>> begin

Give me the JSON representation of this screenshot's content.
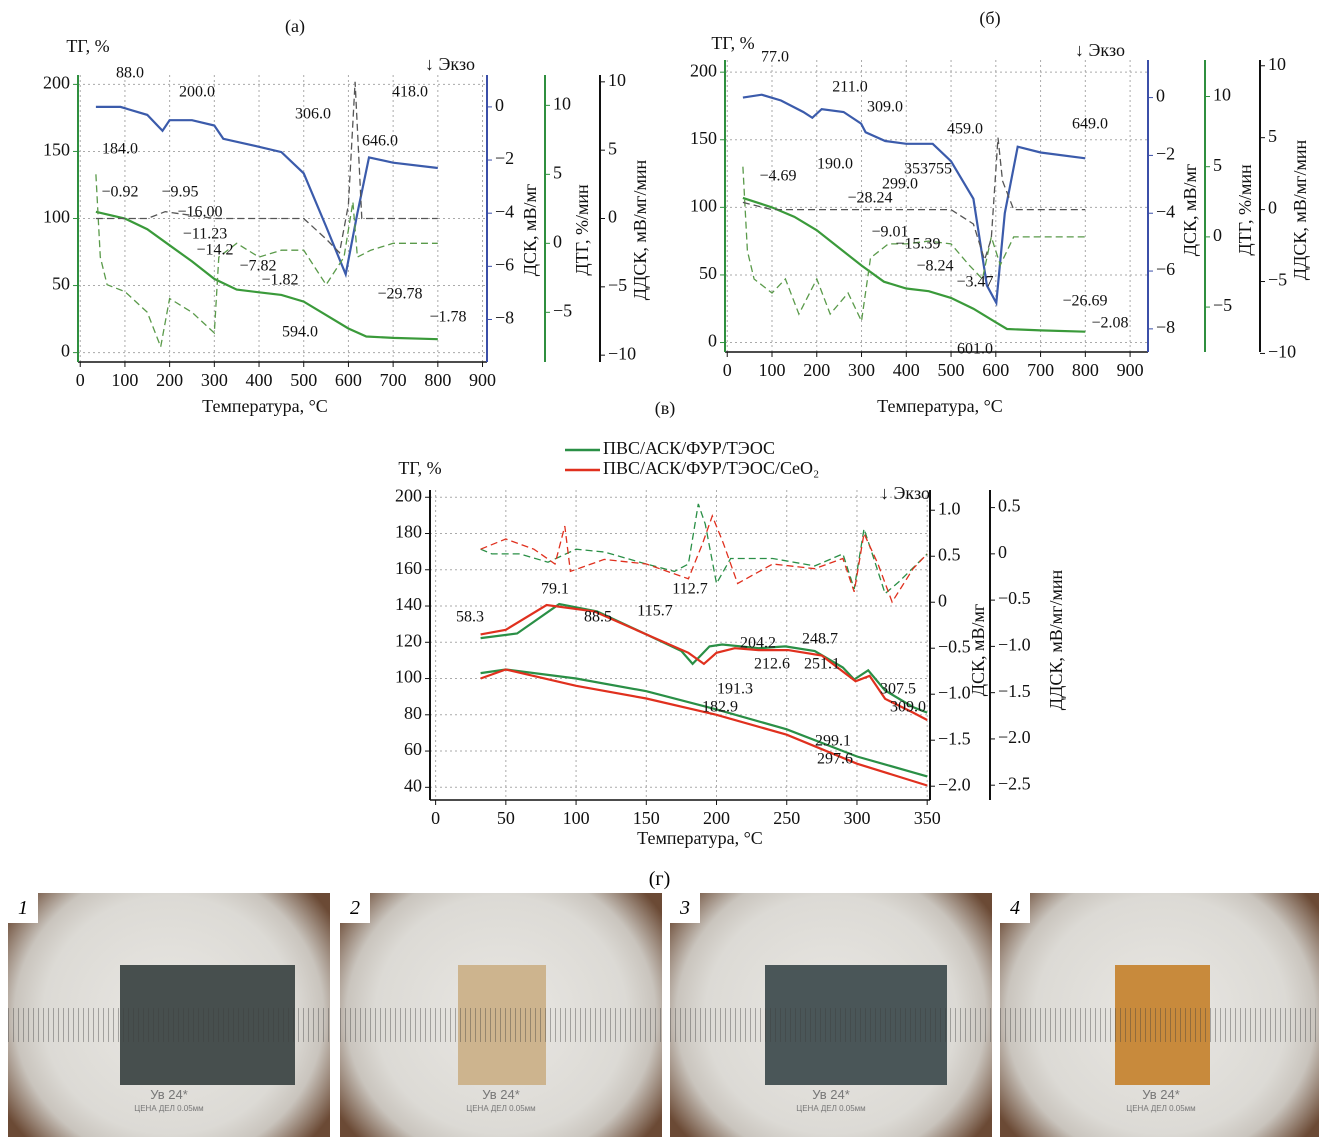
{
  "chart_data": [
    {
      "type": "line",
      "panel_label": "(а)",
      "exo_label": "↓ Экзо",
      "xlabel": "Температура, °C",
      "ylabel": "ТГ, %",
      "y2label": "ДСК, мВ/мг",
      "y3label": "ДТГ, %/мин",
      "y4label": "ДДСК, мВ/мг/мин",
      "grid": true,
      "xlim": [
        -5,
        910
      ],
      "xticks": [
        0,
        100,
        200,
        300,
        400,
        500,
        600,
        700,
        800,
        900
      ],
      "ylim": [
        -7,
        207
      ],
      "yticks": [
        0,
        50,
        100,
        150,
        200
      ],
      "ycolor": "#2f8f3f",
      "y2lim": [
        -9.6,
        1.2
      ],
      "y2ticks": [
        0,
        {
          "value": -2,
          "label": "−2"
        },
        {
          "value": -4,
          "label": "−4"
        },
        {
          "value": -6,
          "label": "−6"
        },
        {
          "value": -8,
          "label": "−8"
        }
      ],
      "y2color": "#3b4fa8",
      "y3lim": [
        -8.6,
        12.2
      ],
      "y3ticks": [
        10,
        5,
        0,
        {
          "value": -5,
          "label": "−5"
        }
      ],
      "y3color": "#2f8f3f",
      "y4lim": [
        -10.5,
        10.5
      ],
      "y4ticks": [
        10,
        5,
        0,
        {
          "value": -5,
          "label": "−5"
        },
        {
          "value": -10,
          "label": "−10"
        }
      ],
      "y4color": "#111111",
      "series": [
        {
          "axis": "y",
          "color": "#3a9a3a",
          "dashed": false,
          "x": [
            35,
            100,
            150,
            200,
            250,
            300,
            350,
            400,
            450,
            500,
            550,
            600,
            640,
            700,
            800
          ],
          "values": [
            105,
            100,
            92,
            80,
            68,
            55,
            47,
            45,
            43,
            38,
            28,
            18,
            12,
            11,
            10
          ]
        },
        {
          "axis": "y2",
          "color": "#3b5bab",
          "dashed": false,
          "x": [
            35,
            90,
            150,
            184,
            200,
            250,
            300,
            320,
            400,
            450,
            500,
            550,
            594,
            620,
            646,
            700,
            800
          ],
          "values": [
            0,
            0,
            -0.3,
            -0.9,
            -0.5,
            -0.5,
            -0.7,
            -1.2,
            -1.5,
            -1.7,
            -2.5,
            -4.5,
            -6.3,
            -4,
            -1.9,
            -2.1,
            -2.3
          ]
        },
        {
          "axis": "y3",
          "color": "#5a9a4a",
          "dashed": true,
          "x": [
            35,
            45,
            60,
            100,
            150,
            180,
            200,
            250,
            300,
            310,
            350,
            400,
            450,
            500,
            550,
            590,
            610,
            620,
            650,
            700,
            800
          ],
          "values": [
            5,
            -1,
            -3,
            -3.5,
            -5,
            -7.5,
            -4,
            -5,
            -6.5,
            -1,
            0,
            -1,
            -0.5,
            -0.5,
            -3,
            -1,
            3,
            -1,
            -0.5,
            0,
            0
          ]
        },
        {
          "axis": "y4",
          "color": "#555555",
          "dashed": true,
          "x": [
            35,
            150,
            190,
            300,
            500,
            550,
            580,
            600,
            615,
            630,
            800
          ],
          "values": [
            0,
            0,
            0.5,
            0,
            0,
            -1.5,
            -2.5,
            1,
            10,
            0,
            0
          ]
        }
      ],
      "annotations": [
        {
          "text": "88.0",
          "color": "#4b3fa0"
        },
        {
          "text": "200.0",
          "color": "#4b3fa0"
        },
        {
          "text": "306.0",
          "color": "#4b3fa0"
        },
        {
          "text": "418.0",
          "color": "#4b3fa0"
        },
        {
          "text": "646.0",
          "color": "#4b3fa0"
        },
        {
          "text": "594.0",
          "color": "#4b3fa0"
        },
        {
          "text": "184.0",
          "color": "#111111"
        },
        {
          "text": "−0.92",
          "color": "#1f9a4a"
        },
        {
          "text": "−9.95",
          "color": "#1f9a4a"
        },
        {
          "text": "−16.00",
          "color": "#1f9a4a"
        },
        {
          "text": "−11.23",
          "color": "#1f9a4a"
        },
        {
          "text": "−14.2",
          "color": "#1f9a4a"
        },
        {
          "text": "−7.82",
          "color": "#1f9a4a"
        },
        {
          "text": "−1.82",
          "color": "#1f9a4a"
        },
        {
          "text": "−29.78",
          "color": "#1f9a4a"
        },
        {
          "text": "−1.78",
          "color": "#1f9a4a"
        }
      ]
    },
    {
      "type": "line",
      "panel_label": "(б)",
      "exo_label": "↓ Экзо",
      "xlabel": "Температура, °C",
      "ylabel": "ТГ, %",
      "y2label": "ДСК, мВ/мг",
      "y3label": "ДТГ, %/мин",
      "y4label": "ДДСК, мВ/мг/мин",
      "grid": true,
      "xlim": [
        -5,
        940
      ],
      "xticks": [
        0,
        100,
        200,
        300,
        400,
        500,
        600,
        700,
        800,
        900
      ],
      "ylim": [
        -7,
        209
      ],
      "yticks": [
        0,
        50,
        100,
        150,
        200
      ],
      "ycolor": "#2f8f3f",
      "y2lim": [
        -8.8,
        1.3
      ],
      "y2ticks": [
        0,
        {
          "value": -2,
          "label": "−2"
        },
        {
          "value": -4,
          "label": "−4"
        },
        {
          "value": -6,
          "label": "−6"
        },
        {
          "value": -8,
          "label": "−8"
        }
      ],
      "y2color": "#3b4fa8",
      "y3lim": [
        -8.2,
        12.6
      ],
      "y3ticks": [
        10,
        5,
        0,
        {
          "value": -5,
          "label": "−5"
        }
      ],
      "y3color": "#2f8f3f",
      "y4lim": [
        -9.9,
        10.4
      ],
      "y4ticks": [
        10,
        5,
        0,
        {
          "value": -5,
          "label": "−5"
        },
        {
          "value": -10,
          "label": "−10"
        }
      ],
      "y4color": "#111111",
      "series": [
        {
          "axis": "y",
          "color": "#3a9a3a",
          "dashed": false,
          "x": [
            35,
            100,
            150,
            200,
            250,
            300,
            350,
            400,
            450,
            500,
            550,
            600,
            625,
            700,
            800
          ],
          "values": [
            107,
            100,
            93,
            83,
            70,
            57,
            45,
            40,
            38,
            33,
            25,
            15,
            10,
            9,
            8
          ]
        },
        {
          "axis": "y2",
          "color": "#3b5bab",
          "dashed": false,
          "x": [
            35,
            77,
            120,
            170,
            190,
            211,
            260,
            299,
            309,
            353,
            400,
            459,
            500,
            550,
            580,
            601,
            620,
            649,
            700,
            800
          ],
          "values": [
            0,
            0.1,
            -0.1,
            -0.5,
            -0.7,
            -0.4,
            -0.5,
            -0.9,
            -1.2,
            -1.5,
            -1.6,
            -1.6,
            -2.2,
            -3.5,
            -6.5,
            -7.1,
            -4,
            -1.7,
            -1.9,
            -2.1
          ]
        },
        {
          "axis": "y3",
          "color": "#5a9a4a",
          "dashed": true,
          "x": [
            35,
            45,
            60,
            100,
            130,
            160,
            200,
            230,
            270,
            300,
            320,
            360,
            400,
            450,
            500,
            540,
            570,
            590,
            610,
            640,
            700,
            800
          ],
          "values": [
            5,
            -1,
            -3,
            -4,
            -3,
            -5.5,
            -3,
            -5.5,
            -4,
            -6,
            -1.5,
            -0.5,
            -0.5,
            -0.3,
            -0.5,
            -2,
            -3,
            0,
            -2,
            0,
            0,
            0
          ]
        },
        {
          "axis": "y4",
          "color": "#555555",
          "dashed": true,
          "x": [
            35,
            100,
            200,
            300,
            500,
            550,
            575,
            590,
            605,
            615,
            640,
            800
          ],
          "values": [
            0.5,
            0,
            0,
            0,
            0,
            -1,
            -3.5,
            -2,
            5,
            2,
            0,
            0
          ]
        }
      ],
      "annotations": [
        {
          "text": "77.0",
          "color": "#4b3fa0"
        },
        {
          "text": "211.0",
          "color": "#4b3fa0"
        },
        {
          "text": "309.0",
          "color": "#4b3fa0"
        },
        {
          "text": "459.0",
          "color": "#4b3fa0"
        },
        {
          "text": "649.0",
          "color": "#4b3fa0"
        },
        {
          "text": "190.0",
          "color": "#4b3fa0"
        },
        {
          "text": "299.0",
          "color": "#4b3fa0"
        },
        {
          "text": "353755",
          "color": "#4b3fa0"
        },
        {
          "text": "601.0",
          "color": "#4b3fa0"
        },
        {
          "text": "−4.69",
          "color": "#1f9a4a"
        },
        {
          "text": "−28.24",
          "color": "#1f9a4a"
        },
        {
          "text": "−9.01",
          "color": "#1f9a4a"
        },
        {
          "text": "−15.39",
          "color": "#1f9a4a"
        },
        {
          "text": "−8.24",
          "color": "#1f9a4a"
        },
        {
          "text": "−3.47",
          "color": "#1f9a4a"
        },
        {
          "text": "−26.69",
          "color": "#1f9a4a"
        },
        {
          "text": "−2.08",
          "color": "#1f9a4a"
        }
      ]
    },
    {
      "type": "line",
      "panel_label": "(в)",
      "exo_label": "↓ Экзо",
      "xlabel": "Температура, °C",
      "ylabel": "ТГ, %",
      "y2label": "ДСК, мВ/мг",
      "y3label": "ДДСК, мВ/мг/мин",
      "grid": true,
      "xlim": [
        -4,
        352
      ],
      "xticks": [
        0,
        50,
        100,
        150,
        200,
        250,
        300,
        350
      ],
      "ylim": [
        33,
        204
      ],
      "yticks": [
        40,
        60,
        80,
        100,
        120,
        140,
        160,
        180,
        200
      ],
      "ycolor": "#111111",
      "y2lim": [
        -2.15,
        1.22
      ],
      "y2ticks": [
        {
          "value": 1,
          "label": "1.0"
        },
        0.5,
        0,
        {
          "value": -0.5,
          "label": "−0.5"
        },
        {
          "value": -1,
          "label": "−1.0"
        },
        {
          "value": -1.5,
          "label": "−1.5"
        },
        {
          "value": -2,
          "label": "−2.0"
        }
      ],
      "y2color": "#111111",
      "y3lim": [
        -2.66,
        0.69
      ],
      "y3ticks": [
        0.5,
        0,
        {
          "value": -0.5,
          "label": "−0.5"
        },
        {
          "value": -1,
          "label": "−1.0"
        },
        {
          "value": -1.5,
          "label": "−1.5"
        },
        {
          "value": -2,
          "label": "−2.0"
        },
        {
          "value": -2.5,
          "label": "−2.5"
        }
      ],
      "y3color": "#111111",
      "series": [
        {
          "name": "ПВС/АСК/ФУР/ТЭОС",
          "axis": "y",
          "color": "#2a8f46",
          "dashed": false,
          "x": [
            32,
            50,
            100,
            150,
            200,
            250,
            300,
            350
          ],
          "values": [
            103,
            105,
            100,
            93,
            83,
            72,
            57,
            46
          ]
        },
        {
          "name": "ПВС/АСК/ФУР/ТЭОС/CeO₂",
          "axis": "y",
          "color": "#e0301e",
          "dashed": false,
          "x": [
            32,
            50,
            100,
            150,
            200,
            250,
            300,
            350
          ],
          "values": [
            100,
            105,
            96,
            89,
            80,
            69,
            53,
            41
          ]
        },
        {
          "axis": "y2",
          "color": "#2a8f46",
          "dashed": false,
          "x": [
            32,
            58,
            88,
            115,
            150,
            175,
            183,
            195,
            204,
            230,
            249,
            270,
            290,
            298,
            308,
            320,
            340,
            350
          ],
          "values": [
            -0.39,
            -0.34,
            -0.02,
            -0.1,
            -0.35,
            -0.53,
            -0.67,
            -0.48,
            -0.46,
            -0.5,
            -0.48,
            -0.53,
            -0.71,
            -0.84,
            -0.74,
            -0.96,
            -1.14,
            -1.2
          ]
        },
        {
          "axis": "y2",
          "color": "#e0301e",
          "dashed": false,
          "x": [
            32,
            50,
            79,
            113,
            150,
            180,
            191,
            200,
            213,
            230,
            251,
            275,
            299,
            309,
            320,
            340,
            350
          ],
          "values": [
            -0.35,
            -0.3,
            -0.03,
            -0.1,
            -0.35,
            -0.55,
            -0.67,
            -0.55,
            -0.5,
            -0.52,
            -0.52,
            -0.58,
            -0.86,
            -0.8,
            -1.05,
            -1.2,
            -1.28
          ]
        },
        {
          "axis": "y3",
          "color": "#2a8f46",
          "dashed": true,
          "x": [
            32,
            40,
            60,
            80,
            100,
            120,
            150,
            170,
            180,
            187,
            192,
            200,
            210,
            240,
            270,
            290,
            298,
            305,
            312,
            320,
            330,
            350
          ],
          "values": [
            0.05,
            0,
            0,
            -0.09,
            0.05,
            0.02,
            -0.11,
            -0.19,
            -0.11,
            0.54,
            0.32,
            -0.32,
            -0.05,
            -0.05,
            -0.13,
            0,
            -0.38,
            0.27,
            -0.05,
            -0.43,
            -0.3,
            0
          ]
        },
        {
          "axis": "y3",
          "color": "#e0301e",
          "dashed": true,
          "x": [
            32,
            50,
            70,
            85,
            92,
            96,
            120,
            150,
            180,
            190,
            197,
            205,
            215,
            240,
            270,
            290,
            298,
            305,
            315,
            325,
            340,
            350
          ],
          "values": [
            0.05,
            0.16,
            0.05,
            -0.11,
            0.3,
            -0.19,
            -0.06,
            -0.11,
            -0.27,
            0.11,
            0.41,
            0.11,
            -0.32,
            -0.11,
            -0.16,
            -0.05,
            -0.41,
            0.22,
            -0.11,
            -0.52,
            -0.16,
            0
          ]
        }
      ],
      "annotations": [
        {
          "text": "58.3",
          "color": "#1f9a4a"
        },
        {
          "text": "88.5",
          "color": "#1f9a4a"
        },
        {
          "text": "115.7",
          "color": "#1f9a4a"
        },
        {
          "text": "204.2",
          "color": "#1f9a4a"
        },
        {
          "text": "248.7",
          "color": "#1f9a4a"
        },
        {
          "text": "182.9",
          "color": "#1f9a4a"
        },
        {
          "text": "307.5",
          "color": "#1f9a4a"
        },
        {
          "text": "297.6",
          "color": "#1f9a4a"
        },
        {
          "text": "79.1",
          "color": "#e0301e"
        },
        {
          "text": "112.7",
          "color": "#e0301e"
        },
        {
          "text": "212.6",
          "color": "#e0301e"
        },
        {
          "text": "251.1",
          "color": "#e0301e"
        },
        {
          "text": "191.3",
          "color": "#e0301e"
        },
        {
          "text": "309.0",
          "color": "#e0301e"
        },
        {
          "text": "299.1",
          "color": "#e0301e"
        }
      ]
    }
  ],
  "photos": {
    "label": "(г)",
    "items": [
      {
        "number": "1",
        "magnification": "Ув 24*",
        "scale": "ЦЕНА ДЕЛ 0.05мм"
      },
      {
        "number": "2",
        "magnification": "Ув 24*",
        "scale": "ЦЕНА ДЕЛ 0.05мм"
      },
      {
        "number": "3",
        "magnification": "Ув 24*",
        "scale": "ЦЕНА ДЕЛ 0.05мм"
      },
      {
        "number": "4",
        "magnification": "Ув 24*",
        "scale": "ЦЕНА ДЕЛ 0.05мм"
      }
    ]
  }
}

>> end

Show each line holding the word "ТЭОС".

-- Exercise output --
          "name": "ПВС/АСК/ФУР/ТЭОС",
          "name": "ПВС/АСК/ФУР/ТЭОС/CeO₂",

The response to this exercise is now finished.